§ TASK REQUIREMENTS
Transcribe the lines below verbatim, skipping the images.

§ EXTRACTED DATA
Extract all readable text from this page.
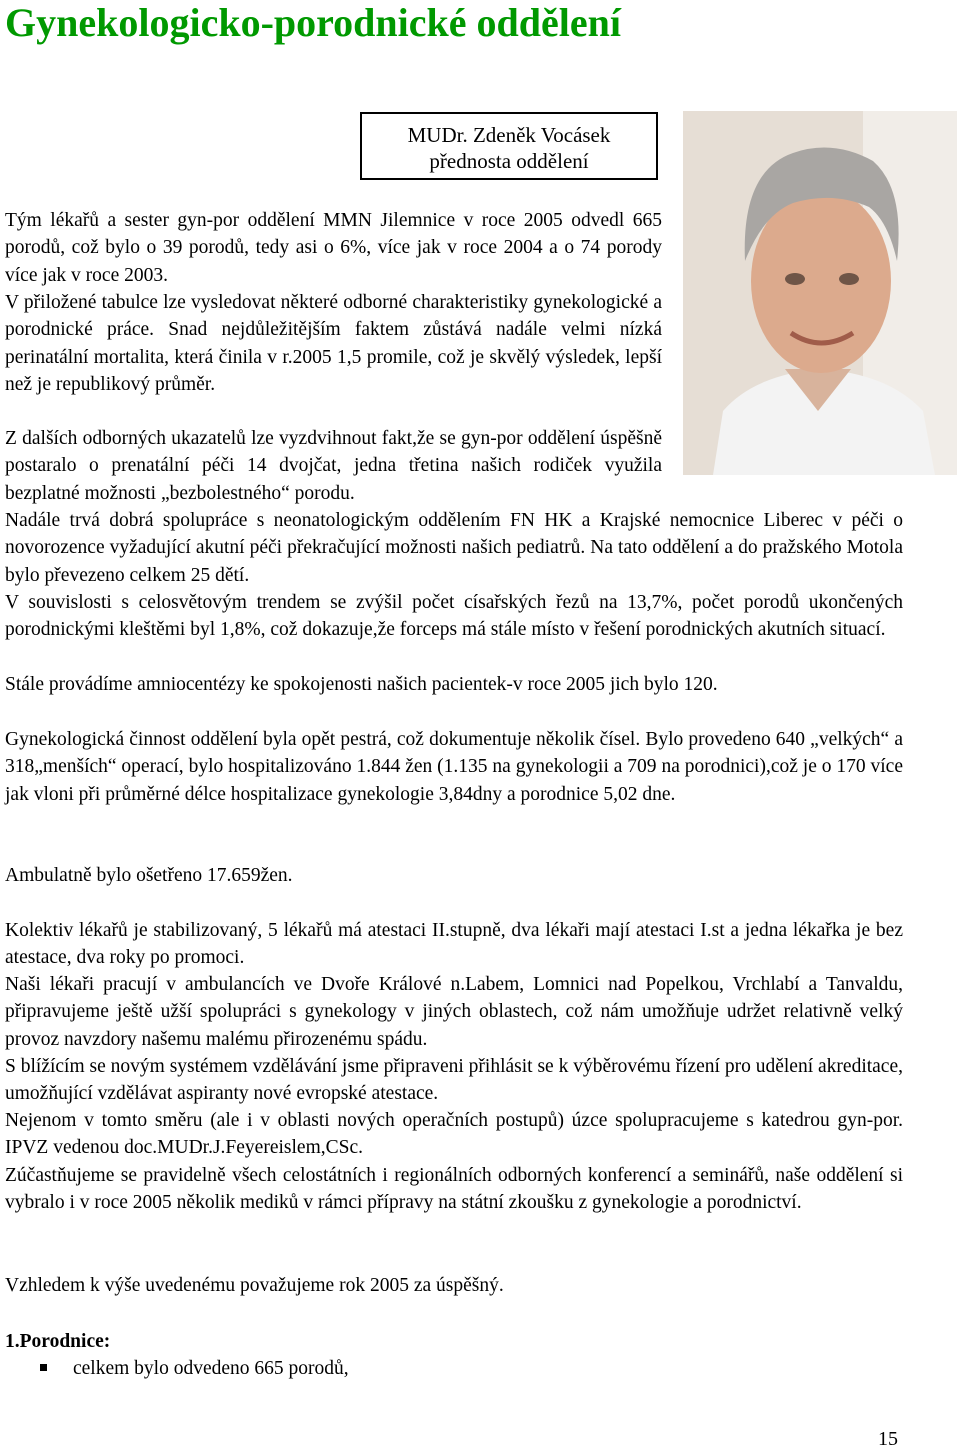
Gynekologicko-porodnické oddělení
MUDr. Zdeněk Vocásek
přednosta oddělení

Tým lékařů a sester gyn-por oddělení MMN Jilemnice v roce 2005 odvedl 665 porodů, což bylo o 39 porodů, tedy asi o 6%, více jak v roce 2004 a o 74 porody více jak v roce 2003.

V přiložené tabulce lze vysledovat některé odborné charakteristiky gynekologické a porodnické práce. Snad nejdůležitějším faktem zůstává nadále velmi nízká perinatální mortalita, která činila v r.2005 1,5 promile, což je skvělý výsledek, lepší než je republikový průměr.

Z dalších odborných ukazatelů lze vyzdvihnout fakt,že se gyn-por oddělení úspěšně postaralo o prenatální péči 14 dvojčat, jedna třetina našich rodiček využila bezplatné možnosti „bezbolestného“ porodu.

Nadále trvá dobrá spolupráce s neonatologickým oddělením FN HK a Krajské nemocnice Liberec v péči o novorozence vyžadující akutní péči překračující možnosti našich pediatrů. Na tato oddělení a do pražského Motola bylo převezeno celkem 25 dětí.

V souvislosti s celosvětovým trendem se zvýšil počet císařských řezů na 13,7%, počet porodů ukončených porodnickými kleštěmi byl 1,8%, což dokazuje,že forceps má stále místo v řešení porodnických akutních situací.

Stále provádíme amniocentézy ke spokojenosti našich pacientek-v roce 2005 jich bylo 120.

Gynekologická činnost oddělení byla opět pestrá, což dokumentuje několik čísel. Bylo provedeno 640 „velkých“ a 318„menších“ operací, bylo hospitalizováno 1.844 žen (1.135 na gynekologii a 709 na porodnici),což je o 170 více jak vloni při průměrné délce hospitalizace gynekologie 3,84dny a porodnice 5,02 dne.

Ambulatně bylo ošetřeno 17.659žen.

Kolektiv lékařů je stabilizovaný, 5 lékařů má atestaci II.stupně, dva lékaři mají atestaci I.st a jedna lékařka je bez atestace, dva roky po promoci.

Naši lékaři pracují v ambulancích ve Dvoře Králové n.Labem, Lomnici nad Popelkou, Vrchlabí a Tanvaldu, připravujeme ještě užší spolupráci s gynekology v jiných oblastech, což nám umožňuje udržet relativně velký provoz navzdory našemu malému přirozenému spádu.

S blížícím se novým systémem vzdělávání jsme připraveni přihlásit se k výběrovému řízení pro udělení akreditace, umožňující vzdělávat aspiranty nové evropské atestace.

Nejenom v tomto směru (ale i v oblasti nových operačních postupů) úzce spolupracujeme s katedrou gyn-por. IPVZ vedenou doc.MUDr.J.Feyereislem,CSc.

Zúčastňujeme se pravidelně všech celostátních i regionálních odborných konferencí a seminářů, naše oddělení si vybralo i v roce 2005 několik mediků v rámci přípravy na státní zkoušku z gynekologie a porodnictví.

Vzhledem k výše uvedenému považujeme rok 2005 za úspěšný.

1.Porodnice:

celkem bylo odvedeno 665 porodů,
15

§ SOLUTION TO THIS EXERCISE
Extract all readable text from this page.
Gynekologicko-porodnické oddělení
MUDr. Zdeněk Vocásek
přednosta oddělení

Tým lékařů a sester gyn-por oddělení MMN Jilemnice v roce 2005 odvedl 665 porodů, což bylo o 39 porodů, tedy asi o 6%, více jak v roce 2004 a o 74 porody více jak v roce 2003.

V přiložené tabulce lze vysledovat některé odborné charakteristiky gynekologické a porodnické práce. Snad nejdůležitějším faktem zůstává nadále velmi nízká perinatální mortalita, která činila v r.2005 1,5 promile, což je skvělý výsledek, lepší než je republikový průměr.

Z dalších odborných ukazatelů lze vyzdvihnout fakt,že se gyn-por oddělení úspěšně postaralo o prenatální péči 14 dvojčat, jedna třetina našich rodiček využila bezplatné možnosti „bezbolestného“ porodu.

Nadále trvá dobrá spolupráce s neonatologickým oddělením FN HK a Krajské nemocnice Liberec v péči o novorozence vyžadující akutní péči překračující možnosti našich pediatrů. Na tato oddělení a do pražského Motola bylo převezeno celkem 25 dětí.

V souvislosti s celosvětovým trendem se zvýšil počet císařských řezů na 13,7%, počet porodů ukončených porodnickými kleštěmi byl 1,8%, což dokazuje,že forceps má stále místo v řešení porodnických akutních situací.

Stále provádíme amniocentézy ke spokojenosti našich pacientek-v roce 2005 jich bylo 120.

Gynekologická činnost oddělení byla opět pestrá, což dokumentuje několik čísel. Bylo provedeno 640 „velkých“ a 318„menších“ operací, bylo hospitalizováno 1.844 žen (1.135 na gynekologii a 709 na porodnici),což je o 170 více jak vloni při průměrné délce hospitalizace gynekologie 3,84dny a porodnice 5,02 dne.

Ambulatně bylo ošetřeno 17.659žen.

Kolektiv lékařů je stabilizovaný, 5 lékařů má atestaci II.stupně, dva lékaři mají atestaci I.st a jedna lékařka je bez atestace, dva roky po promoci.

Naši lékaři pracují v ambulancích ve Dvoře Králové n.Labem, Lomnici nad Popelkou, Vrchlabí a Tanvaldu, připravujeme ještě užší spolupráci s gynekology v jiných oblastech, což nám umožňuje udržet relativně velký provoz navzdory našemu malému přirozenému spádu.

S blížícím se novým systémem vzdělávání jsme připraveni přihlásit se k výběrovému řízení pro udělení akreditace, umožňující vzdělávat aspiranty nové evropské atestace.

Nejenom v tomto směru (ale i v oblasti nových operačních postupů) úzce spolupracujeme s katedrou gyn-por. IPVZ vedenou doc.MUDr.J.Feyereislem,CSc.

Zúčastňujeme se pravidelně všech celostátních i regionálních odborných konferencí a seminářů, naše oddělení si vybralo i v roce 2005 několik mediků v rámci přípravy na státní zkoušku z gynekologie a porodnictví.

Vzhledem k výše uvedenému považujeme rok 2005 za úspěšný.

1.Porodnice:

celkem bylo odvedeno 665 porodů,
15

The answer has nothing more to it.